### [Given entries]
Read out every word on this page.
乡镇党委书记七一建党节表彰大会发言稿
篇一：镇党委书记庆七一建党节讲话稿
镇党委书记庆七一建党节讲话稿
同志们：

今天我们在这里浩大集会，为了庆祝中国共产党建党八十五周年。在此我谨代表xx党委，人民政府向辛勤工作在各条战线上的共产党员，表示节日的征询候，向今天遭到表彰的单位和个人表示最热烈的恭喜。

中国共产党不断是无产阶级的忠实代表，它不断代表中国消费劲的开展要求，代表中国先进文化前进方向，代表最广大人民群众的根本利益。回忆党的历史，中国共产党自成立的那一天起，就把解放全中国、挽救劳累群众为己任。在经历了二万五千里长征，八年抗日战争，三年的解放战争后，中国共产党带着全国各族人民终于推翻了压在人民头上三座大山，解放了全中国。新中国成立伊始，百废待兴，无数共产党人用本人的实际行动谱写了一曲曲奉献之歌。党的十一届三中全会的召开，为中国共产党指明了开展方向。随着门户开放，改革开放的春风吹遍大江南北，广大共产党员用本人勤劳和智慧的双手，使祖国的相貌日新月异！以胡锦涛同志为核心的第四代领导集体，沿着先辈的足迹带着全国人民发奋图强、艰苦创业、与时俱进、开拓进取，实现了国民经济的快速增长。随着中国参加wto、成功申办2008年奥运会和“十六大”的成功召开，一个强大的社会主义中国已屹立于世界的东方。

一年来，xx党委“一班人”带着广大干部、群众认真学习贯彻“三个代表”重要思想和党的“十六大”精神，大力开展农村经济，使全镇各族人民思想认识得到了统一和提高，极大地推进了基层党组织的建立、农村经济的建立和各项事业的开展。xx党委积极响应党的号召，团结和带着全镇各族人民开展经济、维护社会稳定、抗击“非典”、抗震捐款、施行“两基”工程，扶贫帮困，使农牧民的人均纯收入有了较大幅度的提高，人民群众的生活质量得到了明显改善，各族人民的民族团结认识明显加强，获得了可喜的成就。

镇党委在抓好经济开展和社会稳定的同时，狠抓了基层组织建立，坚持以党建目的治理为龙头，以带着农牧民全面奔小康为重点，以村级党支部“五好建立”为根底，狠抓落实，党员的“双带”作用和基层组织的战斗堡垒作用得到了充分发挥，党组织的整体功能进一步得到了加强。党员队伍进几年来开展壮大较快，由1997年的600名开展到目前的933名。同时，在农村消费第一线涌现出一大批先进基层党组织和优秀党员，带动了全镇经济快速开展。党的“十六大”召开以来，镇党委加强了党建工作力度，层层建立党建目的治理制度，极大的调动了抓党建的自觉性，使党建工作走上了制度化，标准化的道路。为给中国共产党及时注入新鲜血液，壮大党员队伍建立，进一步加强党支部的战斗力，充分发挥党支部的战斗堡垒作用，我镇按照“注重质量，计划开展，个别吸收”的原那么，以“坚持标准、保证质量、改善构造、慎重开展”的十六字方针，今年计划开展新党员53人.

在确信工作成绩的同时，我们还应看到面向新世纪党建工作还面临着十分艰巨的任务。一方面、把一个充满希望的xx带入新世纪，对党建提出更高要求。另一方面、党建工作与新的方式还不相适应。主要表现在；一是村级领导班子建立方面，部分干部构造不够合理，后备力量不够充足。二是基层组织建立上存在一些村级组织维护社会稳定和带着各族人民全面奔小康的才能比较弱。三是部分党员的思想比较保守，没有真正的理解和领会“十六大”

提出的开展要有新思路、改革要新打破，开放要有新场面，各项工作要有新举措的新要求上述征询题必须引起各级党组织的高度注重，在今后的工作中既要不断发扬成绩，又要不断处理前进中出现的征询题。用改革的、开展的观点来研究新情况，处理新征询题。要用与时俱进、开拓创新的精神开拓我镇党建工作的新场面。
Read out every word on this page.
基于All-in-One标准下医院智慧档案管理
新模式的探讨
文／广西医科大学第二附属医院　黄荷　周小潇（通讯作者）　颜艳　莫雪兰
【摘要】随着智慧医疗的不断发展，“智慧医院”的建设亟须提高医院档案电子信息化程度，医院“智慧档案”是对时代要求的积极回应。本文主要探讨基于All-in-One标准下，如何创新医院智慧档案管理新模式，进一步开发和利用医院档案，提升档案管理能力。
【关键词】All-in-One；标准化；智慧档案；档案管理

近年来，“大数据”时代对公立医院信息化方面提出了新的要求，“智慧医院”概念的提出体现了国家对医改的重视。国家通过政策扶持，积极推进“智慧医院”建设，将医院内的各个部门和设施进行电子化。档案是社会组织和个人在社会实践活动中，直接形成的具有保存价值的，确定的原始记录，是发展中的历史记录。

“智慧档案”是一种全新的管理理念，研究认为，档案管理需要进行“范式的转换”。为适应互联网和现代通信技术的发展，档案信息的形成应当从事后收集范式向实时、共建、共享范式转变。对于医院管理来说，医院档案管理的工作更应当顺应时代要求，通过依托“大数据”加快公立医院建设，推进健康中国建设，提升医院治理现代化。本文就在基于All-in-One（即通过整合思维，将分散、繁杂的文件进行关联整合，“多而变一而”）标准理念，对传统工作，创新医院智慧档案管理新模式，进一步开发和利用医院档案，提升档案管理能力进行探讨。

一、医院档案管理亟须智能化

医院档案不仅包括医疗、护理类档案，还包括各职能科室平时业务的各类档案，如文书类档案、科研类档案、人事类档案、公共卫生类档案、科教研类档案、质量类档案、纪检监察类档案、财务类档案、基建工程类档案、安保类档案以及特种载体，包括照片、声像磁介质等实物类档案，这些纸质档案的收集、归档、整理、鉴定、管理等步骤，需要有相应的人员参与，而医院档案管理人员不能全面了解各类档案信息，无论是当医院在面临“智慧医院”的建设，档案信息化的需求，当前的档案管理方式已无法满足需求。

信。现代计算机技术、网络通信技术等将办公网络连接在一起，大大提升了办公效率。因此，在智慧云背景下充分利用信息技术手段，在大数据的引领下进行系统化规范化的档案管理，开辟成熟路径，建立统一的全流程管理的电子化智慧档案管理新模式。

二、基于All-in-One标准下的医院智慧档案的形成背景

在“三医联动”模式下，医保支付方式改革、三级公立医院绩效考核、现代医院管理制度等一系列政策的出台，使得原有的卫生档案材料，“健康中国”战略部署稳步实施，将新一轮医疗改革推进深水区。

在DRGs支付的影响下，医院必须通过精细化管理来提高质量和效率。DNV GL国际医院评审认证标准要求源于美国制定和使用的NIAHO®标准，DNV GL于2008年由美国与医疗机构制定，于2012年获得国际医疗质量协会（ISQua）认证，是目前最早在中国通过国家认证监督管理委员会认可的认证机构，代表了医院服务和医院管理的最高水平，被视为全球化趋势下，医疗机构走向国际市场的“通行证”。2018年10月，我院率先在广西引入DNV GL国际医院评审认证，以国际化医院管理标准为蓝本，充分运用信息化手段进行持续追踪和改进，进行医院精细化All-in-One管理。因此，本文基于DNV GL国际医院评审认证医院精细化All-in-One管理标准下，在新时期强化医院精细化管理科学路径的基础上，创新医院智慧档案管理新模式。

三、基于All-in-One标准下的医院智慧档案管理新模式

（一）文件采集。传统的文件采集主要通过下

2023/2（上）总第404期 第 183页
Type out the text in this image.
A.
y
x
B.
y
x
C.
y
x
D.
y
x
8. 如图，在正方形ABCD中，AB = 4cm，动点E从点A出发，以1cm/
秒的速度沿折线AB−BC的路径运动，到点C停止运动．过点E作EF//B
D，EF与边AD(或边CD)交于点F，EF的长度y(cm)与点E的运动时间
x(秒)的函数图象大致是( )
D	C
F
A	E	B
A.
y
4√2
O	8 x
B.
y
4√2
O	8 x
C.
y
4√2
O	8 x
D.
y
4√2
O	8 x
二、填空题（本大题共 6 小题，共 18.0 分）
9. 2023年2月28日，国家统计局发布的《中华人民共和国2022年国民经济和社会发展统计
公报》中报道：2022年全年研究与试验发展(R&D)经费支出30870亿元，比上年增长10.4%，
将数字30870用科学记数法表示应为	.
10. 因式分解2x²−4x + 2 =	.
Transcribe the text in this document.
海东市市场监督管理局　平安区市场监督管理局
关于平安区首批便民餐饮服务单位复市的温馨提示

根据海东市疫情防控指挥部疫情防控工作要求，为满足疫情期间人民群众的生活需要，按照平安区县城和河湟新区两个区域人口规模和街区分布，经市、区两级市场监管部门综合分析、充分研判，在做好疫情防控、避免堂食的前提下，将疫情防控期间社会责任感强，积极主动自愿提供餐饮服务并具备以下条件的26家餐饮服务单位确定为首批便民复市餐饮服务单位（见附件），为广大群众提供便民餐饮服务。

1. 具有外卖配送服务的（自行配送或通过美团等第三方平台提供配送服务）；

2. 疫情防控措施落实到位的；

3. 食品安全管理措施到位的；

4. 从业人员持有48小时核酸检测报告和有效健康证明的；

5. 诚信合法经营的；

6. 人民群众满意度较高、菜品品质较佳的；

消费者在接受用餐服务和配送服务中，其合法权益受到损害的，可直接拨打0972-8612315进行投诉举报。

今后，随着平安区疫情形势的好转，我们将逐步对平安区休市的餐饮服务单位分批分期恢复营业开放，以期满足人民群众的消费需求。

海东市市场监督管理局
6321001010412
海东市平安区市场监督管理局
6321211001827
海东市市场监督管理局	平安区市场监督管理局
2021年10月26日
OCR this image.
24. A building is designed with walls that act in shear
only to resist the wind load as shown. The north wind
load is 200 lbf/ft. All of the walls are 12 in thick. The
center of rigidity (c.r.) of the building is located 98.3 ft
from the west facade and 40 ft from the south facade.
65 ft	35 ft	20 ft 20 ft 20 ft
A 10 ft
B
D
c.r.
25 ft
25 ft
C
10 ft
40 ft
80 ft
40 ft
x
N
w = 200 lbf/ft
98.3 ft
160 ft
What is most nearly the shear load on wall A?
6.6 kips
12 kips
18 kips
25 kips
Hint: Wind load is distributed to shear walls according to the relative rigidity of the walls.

### [What is asked]
Track down all lines above with the string "image" and copy them.

### [The answer]
Type out the text in this image.
OCR this image.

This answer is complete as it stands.